- INFORMATION SHOWN:
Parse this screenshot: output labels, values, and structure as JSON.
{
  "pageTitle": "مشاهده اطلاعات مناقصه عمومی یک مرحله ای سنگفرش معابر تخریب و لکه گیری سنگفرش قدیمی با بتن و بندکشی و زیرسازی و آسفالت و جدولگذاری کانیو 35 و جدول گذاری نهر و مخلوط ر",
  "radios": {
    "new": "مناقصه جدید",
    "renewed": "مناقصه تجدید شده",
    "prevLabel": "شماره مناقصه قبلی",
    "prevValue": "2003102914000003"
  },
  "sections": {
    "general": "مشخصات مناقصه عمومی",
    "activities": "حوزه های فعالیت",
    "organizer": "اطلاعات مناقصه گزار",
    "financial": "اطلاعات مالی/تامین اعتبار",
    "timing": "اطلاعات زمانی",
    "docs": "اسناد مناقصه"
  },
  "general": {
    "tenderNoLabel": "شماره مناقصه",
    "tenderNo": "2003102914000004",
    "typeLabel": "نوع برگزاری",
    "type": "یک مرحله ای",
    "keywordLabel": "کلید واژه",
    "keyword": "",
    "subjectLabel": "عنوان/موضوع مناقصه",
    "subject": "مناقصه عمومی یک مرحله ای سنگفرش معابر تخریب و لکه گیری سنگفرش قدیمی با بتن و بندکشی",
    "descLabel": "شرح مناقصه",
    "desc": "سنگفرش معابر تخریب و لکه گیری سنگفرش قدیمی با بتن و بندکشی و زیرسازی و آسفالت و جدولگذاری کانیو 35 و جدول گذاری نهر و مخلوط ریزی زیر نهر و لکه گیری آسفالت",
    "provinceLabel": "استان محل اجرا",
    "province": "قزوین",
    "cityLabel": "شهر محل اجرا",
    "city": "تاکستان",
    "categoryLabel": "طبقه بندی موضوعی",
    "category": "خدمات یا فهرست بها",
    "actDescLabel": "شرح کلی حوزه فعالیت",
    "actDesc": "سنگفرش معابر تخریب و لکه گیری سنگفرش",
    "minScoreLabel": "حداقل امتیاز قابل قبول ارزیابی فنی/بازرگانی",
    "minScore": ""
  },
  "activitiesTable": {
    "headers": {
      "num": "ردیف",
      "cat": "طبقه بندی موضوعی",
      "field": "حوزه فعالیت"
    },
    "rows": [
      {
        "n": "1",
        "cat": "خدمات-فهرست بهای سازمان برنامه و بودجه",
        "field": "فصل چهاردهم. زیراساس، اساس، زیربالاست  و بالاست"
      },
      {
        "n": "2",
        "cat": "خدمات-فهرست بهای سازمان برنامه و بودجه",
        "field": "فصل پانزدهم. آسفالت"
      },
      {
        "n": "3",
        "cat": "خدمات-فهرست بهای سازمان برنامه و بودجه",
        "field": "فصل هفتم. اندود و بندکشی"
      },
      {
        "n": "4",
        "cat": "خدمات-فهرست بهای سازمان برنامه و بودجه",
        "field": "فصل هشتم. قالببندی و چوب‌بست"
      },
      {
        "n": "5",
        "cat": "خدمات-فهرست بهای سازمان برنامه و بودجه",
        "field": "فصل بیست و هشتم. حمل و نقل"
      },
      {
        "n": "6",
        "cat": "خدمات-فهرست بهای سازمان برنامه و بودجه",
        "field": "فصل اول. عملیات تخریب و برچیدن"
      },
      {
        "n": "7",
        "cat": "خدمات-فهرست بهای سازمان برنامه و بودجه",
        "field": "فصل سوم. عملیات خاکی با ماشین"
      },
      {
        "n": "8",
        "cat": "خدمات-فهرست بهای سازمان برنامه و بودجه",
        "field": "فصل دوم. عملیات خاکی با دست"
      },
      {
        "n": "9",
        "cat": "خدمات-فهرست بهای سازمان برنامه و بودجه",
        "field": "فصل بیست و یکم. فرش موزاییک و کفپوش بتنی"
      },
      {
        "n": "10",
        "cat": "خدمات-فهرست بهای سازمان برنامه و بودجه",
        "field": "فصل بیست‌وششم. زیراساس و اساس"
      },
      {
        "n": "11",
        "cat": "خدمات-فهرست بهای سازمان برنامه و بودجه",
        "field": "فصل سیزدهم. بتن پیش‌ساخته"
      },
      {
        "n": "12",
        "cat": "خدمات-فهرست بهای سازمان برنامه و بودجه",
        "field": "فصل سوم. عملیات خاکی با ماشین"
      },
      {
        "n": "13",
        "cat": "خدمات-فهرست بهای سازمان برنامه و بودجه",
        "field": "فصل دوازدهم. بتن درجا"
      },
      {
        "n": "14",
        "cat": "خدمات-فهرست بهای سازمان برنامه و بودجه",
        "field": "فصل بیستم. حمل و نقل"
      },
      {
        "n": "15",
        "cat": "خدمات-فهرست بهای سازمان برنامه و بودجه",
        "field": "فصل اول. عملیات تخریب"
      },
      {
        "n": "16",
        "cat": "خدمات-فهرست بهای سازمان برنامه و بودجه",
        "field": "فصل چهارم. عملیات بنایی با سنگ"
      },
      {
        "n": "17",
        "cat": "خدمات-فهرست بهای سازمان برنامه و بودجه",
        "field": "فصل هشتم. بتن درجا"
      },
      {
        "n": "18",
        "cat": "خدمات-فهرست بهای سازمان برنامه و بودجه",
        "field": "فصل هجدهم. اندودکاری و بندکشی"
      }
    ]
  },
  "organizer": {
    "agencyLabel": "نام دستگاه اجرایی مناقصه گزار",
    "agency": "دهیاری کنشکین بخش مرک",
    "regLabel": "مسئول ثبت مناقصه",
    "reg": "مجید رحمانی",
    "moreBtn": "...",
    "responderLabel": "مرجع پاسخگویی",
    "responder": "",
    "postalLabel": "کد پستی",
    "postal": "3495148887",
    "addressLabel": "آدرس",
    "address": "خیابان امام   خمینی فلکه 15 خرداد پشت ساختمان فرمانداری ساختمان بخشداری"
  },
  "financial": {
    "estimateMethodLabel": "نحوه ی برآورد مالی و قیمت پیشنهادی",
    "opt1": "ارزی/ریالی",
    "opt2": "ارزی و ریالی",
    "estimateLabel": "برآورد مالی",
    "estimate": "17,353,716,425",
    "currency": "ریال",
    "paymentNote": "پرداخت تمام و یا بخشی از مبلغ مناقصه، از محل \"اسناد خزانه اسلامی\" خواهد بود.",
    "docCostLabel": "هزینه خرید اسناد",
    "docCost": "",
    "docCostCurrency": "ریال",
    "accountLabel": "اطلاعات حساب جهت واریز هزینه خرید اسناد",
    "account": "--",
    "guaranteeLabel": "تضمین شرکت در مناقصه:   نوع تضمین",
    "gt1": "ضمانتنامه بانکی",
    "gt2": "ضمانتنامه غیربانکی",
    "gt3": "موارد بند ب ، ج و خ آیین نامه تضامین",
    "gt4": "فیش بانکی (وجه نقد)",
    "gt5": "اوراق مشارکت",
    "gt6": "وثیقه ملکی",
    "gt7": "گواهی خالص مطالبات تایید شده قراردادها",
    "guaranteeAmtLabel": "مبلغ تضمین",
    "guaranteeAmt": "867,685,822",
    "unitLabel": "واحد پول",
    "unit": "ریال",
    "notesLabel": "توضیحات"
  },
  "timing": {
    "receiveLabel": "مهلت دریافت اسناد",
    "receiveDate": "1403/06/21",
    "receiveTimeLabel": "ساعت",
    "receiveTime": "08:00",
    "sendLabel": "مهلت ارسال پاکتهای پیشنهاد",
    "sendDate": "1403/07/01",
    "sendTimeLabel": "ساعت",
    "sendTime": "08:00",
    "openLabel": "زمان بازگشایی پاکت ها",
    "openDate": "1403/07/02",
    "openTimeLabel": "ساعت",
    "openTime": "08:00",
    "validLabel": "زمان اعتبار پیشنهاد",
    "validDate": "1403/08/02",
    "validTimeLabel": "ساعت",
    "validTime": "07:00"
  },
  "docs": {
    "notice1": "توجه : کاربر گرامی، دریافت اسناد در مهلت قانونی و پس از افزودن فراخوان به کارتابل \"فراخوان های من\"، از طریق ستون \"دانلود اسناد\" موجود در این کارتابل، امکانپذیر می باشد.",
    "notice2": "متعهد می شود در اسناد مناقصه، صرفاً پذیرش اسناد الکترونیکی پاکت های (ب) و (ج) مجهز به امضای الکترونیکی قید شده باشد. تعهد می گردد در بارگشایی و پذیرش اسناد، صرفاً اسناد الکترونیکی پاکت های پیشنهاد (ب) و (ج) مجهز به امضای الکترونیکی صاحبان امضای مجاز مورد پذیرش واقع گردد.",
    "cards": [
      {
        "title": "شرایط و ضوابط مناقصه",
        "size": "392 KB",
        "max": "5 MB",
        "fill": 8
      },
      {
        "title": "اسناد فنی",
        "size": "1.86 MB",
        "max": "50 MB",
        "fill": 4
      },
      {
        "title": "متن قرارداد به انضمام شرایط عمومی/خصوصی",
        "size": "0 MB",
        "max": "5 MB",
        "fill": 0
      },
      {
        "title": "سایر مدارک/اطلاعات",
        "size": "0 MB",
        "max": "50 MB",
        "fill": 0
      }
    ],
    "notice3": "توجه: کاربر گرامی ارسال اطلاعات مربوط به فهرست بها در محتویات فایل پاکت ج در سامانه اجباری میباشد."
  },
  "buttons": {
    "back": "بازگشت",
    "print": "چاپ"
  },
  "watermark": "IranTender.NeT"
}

- WRITTEN EXERCISE:
Look over the listing above. Pick out and copy every line that includes "گیری".

- TASK SOLUTION:
  "pageTitle": "مشاهده اطلاعات مناقصه عمومی یک مرحله ای سنگفرش معابر تخریب و لکه گیری سنگفرش قدیمی با بتن و بندکشی و زیرسازی و آسفالت و جدولگذاری کانیو 35 و جدول گذاری نهر و مخلوط ر",
    "subject": "مناقصه عمومی یک مرحله ای سنگفرش معابر تخریب و لکه گیری سنگفرش قدیمی با بتن و بندکشی",
    "desc": "سنگفرش معابر تخریب و لکه گیری سنگفرش قدیمی با بتن و بندکشی و زیرسازی و آسفالت و جدولگذاری کانیو 35 و جدول گذاری نهر و مخلوط ریزی زیر نهر و لکه گیری آسفالت",
    "actDesc": "سنگفرش معابر تخریب و لکه گیری سنگفرش",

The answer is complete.